§ **Information shown**:
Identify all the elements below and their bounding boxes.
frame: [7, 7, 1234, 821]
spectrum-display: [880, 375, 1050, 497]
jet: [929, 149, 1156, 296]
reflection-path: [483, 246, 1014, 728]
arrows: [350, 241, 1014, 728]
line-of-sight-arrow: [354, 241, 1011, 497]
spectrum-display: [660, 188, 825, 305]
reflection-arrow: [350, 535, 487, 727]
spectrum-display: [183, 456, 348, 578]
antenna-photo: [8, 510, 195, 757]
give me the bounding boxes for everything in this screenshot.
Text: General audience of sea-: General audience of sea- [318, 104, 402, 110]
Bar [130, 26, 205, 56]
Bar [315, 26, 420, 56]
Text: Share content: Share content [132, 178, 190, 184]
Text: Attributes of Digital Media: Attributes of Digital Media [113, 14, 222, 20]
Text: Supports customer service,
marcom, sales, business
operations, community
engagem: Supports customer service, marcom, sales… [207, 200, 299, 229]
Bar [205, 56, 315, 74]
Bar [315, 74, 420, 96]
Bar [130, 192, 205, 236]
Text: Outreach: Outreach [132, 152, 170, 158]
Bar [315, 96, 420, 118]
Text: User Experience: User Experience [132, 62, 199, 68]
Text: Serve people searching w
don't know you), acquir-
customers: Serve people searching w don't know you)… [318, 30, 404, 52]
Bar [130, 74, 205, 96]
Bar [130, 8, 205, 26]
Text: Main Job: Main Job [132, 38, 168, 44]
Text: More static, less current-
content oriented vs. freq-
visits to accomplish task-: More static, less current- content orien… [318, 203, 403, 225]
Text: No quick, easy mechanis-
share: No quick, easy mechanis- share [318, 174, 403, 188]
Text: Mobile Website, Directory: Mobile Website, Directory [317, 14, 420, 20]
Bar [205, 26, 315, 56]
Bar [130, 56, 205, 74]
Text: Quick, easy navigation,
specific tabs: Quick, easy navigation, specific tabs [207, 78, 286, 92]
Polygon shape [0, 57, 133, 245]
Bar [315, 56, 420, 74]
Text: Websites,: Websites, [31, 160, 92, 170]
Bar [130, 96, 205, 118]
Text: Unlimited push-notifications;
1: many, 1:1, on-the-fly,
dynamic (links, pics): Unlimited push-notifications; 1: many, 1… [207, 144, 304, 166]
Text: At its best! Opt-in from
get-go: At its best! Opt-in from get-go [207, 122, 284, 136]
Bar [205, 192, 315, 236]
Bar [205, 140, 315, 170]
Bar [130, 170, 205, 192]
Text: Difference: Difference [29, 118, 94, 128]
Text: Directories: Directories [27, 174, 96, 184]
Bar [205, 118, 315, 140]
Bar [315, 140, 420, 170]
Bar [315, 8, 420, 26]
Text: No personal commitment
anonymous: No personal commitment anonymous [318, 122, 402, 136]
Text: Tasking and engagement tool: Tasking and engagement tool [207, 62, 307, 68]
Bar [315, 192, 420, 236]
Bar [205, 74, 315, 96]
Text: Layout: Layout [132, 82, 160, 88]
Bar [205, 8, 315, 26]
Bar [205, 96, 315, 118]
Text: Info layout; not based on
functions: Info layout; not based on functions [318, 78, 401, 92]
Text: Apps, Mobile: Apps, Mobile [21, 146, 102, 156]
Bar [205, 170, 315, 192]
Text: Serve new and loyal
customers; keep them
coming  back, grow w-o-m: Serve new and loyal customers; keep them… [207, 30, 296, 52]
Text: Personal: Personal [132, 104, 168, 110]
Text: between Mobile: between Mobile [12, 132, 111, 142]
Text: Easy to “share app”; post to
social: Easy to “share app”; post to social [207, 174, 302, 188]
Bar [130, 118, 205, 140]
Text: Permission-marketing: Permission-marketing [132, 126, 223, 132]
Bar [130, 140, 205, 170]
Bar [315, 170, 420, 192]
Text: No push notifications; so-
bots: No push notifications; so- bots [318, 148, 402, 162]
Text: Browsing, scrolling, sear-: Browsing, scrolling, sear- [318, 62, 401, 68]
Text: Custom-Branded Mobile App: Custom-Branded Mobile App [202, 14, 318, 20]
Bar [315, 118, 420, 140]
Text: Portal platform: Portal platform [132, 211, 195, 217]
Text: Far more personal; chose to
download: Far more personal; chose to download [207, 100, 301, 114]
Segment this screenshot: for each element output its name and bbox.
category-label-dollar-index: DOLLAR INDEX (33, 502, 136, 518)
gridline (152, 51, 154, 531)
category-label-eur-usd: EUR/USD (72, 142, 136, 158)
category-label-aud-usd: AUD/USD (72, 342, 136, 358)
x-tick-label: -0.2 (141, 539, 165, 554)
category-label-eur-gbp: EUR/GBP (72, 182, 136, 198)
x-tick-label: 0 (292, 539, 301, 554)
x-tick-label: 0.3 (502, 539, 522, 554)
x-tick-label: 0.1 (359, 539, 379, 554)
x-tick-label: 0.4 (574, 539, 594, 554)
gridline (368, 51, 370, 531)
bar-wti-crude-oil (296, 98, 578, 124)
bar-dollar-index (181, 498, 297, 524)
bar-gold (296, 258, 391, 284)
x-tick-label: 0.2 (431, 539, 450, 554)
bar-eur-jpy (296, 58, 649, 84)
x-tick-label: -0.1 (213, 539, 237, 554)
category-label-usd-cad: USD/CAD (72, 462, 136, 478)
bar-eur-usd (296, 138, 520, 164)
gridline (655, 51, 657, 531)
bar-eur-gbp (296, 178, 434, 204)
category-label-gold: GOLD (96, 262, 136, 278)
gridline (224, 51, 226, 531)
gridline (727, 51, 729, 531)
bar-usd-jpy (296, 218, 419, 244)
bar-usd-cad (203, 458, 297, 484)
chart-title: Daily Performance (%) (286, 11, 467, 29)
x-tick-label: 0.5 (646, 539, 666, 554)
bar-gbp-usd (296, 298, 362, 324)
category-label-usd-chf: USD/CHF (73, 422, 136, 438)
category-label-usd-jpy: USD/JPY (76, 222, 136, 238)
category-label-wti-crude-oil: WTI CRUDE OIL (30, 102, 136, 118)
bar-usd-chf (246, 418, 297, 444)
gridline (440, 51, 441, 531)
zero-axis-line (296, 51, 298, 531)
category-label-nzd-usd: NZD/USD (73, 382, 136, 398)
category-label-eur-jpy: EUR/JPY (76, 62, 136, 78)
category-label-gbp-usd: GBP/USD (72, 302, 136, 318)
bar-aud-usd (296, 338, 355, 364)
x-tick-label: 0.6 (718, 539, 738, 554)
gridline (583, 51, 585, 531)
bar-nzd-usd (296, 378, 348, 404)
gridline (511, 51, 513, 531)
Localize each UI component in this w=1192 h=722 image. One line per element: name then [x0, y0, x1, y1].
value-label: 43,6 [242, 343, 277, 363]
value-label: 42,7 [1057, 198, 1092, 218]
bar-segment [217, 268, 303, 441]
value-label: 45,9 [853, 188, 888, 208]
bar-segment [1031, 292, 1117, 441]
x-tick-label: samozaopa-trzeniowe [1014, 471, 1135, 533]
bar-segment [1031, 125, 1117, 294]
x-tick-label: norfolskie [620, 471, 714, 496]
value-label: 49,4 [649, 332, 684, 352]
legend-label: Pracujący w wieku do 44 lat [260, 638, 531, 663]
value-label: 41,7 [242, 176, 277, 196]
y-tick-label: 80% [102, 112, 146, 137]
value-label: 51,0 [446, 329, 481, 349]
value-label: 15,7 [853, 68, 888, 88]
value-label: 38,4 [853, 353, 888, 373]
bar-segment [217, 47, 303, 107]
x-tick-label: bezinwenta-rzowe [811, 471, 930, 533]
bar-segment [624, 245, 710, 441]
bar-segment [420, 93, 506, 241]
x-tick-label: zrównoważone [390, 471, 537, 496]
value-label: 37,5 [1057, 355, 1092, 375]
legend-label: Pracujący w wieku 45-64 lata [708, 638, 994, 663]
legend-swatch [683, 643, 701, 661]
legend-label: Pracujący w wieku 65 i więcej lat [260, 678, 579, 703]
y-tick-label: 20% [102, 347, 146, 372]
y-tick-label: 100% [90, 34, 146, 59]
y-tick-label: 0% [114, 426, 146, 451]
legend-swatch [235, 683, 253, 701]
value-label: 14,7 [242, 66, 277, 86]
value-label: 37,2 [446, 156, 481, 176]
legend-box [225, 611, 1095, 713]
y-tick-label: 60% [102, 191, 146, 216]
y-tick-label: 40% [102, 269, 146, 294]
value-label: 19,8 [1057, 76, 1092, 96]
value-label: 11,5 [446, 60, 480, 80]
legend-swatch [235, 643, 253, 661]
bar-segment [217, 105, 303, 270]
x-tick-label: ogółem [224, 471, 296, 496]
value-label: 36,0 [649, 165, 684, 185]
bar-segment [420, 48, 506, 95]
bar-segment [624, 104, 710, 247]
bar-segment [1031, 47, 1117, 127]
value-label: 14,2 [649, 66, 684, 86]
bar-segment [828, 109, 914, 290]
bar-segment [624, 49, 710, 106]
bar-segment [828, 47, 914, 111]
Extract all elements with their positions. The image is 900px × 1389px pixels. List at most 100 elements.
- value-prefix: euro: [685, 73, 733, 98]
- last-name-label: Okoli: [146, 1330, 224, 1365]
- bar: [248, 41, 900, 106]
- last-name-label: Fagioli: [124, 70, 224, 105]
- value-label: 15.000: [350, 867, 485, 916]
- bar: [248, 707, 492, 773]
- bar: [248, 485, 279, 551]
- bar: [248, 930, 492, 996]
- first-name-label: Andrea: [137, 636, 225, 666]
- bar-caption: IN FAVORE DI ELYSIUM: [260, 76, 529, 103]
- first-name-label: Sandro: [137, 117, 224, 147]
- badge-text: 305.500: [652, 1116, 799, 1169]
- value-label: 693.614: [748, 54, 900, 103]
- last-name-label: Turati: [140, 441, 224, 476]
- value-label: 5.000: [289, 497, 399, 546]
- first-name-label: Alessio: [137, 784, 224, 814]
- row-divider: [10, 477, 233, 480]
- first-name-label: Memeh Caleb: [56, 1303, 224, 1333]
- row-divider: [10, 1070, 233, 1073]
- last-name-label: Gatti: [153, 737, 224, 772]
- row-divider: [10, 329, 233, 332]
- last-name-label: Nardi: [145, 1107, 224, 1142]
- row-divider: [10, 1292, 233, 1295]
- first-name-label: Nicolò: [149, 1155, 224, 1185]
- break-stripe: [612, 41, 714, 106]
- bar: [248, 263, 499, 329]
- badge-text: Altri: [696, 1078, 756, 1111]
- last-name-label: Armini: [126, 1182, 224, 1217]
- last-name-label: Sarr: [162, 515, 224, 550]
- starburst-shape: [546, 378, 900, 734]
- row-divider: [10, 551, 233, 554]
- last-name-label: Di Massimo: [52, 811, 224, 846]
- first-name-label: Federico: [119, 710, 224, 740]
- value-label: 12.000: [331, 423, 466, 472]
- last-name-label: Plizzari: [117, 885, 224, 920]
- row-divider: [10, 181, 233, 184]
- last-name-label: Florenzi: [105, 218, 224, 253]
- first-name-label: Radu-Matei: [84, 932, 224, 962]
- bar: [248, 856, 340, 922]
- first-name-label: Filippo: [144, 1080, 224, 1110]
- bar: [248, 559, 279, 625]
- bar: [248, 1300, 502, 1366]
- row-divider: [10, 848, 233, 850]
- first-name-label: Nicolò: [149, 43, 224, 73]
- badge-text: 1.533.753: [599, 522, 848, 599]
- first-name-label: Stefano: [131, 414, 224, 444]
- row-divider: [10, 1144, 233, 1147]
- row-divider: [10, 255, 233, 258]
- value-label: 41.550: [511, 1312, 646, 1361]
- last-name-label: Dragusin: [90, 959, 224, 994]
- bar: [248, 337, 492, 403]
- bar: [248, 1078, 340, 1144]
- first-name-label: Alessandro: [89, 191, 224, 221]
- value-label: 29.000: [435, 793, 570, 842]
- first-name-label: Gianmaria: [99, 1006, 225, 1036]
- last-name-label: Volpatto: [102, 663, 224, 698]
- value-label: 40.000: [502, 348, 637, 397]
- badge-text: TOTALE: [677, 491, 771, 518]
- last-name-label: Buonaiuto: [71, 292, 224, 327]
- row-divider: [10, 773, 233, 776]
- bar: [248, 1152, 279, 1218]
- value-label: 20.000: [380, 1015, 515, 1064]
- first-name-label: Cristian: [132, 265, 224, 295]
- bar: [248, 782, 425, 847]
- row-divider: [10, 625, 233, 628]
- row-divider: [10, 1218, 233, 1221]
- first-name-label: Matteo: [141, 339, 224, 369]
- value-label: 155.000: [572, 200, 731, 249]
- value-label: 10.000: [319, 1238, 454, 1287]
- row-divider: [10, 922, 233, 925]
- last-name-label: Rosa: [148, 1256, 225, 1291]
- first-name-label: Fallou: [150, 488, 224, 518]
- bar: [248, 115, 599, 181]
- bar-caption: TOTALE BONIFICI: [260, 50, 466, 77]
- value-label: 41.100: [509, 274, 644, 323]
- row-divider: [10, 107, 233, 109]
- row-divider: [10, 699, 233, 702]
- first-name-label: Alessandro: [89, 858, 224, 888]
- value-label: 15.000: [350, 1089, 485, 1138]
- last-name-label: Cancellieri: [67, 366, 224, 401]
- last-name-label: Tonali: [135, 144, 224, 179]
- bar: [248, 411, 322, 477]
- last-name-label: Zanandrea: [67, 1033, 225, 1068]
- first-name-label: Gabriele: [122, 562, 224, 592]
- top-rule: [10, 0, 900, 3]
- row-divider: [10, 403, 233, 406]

§ **Written request**:
Put the lines from the start of the records through the line that contains "antenna-photo: [8, 510, 195, 757]" into a numbered list, leaving out any blank lines.

§ **Result**:
1. Identify all the elements below and their bounding boxes.
2. frame: [7, 7, 1234, 821]
3. spectrum-display: [880, 375, 1050, 497]
4. jet: [929, 149, 1156, 296]
5. reflection-path: [483, 246, 1014, 728]
6. arrows: [350, 241, 1014, 728]
7. line-of-sight-arrow: [354, 241, 1011, 497]
8. spectrum-display: [660, 188, 825, 305]
9. reflection-arrow: [350, 535, 487, 727]
10. spectrum-display: [183, 456, 348, 578]
11. antenna-photo: [8, 510, 195, 757]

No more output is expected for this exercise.